══ Supplied data ══

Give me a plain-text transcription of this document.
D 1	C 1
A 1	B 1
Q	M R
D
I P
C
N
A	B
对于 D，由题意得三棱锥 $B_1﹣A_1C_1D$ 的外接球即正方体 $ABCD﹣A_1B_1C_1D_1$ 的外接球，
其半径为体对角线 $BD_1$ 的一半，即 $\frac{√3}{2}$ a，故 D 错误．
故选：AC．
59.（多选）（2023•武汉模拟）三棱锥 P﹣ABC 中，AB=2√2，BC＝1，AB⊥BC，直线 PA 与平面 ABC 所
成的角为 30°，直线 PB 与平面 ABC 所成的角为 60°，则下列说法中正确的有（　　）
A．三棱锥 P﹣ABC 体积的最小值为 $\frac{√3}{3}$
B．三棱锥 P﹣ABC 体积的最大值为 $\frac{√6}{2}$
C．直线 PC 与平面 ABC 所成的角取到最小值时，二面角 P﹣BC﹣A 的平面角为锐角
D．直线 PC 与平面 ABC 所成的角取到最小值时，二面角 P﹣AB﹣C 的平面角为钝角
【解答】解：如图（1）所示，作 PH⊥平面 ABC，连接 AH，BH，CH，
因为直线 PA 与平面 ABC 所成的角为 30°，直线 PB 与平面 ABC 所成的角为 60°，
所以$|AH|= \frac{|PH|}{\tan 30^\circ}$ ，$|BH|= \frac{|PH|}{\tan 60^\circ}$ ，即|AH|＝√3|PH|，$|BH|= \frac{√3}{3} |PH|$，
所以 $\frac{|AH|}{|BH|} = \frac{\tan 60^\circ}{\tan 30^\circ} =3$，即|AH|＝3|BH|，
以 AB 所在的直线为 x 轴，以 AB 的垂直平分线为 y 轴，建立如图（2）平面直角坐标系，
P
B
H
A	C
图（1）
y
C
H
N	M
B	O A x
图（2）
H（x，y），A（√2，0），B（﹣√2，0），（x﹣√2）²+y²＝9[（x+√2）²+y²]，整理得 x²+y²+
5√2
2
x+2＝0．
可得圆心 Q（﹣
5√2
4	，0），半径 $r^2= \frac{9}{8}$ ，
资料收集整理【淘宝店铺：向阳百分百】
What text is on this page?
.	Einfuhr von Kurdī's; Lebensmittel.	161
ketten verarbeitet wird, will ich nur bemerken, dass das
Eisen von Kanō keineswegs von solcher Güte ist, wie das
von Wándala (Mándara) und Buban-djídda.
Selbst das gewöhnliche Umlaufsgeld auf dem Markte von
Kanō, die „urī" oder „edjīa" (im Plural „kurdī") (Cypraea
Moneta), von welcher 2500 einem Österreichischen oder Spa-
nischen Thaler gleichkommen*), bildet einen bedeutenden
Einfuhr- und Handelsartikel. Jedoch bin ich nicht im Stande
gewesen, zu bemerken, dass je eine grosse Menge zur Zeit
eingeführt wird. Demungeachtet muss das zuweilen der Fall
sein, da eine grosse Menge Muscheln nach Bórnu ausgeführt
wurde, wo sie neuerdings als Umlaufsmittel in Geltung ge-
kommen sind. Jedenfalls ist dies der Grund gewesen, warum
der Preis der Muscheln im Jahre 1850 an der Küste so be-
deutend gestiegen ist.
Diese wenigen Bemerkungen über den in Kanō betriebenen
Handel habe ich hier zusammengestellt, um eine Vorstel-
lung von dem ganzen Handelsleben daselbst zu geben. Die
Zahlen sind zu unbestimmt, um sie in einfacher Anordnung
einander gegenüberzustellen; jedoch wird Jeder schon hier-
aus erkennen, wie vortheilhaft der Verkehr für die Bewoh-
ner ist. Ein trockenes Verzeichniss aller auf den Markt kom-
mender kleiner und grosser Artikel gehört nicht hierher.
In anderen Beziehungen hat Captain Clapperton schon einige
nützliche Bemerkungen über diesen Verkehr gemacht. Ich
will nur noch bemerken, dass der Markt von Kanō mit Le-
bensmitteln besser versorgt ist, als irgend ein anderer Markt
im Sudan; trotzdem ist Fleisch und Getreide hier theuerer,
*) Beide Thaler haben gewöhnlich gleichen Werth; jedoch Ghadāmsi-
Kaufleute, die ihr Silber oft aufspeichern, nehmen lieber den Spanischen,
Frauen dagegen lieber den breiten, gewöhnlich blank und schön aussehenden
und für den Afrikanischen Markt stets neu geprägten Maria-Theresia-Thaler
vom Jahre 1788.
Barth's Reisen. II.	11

═══

:: The request ::
Using the exact wording, write out all of the records.

:: Reply to the task ::
Give me a plain-text transcription of this document.
D 1	C 1
A 1	B 1
Q	M R
D
I P
C
N
A	B
对于 D，由题意得三棱锥 $B_1﹣A_1C_1D$ 的外接球即正方体 $ABCD﹣A_1B_1C_1D_1$ 的外接球，
其半径为体对角线 $BD_1$ 的一半，即 $\frac{√3}{2}$ a，故 D 错误．
故选：AC．
59.（多选）（2023•武汉模拟）三棱锥 P﹣ABC 中，AB=2√2，BC＝1，AB⊥BC，直线 PA 与平面 ABC 所
成的角为 30°，直线 PB 与平面 ABC 所成的角为 60°，则下列说法中正确的有（　　）
A．三棱锥 P﹣ABC 体积的最小值为 $\frac{√3}{3}$
B．三棱锥 P﹣ABC 体积的最大值为 $\frac{√6}{2}$
C．直线 PC 与平面 ABC 所成的角取到最小值时，二面角 P﹣BC﹣A 的平面角为锐角
D．直线 PC 与平面 ABC 所成的角取到最小值时，二面角 P﹣AB﹣C 的平面角为钝角
【解答】解：如图（1）所示，作 PH⊥平面 ABC，连接 AH，BH，CH，
因为直线 PA 与平面 ABC 所成的角为 30°，直线 PB 与平面 ABC 所成的角为 60°，
所以$|AH|= \frac{|PH|}{\tan 30^\circ}$ ，$|BH|= \frac{|PH|}{\tan 60^\circ}$ ，即|AH|＝√3|PH|，$|BH|= \frac{√3}{3} |PH|$，
所以 $\frac{|AH|}{|BH|} = \frac{\tan 60^\circ}{\tan 30^\circ} =3$，即|AH|＝3|BH|，
以 AB 所在的直线为 x 轴，以 AB 的垂直平分线为 y 轴，建立如图（2）平面直角坐标系，
P
B
H
A	C
图（1）
y
C
H
N	M
B	O A x
图（2）
H（x，y），A（√2，0），B（﹣√2，0），（x﹣√2）²+y²＝9[（x+√2）²+y²]，整理得 x²+y²+
5√2
2
x+2＝0．
可得圆心 Q（﹣
5√2
4	，0），半径 $r^2= \frac{9}{8}$ ，
资料收集整理【淘宝店铺：向阳百分百】
What text is on this page?
.	Einfuhr von Kurdī's; Lebensmittel.	161
ketten verarbeitet wird, will ich nur bemerken, dass das
Eisen von Kanō keineswegs von solcher Güte ist, wie das
von Wándala (Mándara) und Buban-djídda.
Selbst das gewöhnliche Umlaufsgeld auf dem Markte von
Kanō, die „urī" oder „edjīa" (im Plural „kurdī") (Cypraea
Moneta), von welcher 2500 einem Österreichischen oder Spa-
nischen Thaler gleichkommen*), bildet einen bedeutenden
Einfuhr- und Handelsartikel. Jedoch bin ich nicht im Stande
gewesen, zu bemerken, dass je eine grosse Menge zur Zeit
eingeführt wird. Demungeachtet muss das zuweilen der Fall
sein, da eine grosse Menge Muscheln nach Bórnu ausgeführt
wurde, wo sie neuerdings als Umlaufsmittel in Geltung ge-
kommen sind. Jedenfalls ist dies der Grund gewesen, warum
der Preis der Muscheln im Jahre 1850 an der Küste so be-
deutend gestiegen ist.
Diese wenigen Bemerkungen über den in Kanō betriebenen
Handel habe ich hier zusammengestellt, um eine Vorstel-
lung von dem ganzen Handelsleben daselbst zu geben. Die
Zahlen sind zu unbestimmt, um sie in einfacher Anordnung
einander gegenüberzustellen; jedoch wird Jeder schon hier-
aus erkennen, wie vortheilhaft der Verkehr für die Bewoh-
ner ist. Ein trockenes Verzeichniss aller auf den Markt kom-
mender kleiner und grosser Artikel gehört nicht hierher.
In anderen Beziehungen hat Captain Clapperton schon einige
nützliche Bemerkungen über diesen Verkehr gemacht. Ich
will nur noch bemerken, dass der Markt von Kanō mit Le-
bensmitteln besser versorgt ist, als irgend ein anderer Markt
im Sudan; trotzdem ist Fleisch und Getreide hier theuerer,
*) Beide Thaler haben gewöhnlich gleichen Werth; jedoch Ghadāmsi-
Kaufleute, die ihr Silber oft aufspeichern, nehmen lieber den Spanischen,
Frauen dagegen lieber den breiten, gewöhnlich blank und schön aussehenden
und für den Afrikanischen Markt stets neu geprägten Maria-Theresia-Thaler
vom Jahre 1788.
Barth's Reisen. II.	11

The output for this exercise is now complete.